#### Record excerpts ####

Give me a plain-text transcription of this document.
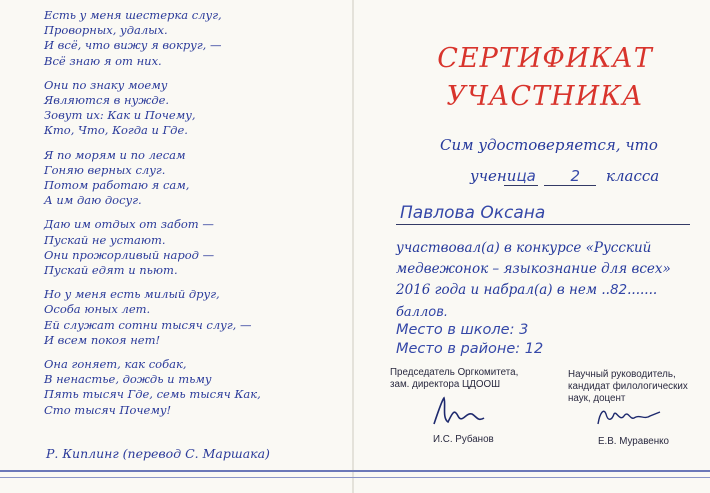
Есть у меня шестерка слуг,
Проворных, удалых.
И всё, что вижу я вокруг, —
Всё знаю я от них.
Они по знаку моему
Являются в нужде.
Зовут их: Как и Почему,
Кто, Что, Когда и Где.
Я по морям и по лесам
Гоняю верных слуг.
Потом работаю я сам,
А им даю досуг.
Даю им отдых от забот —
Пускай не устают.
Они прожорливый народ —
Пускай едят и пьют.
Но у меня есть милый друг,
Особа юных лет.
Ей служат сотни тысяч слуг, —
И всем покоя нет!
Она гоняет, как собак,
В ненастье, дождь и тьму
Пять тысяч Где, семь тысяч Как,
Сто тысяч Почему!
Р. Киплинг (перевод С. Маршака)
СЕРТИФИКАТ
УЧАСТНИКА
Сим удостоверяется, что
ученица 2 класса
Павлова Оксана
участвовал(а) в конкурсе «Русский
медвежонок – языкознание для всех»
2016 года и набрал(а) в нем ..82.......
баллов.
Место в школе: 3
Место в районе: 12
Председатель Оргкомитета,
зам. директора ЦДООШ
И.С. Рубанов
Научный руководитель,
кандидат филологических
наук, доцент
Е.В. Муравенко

####

* _Written task_
Find every line that holds "Почему" and copy it.

* _Solution for this task_
Зовут их: Как и Почему,
Сто тысяч Почему!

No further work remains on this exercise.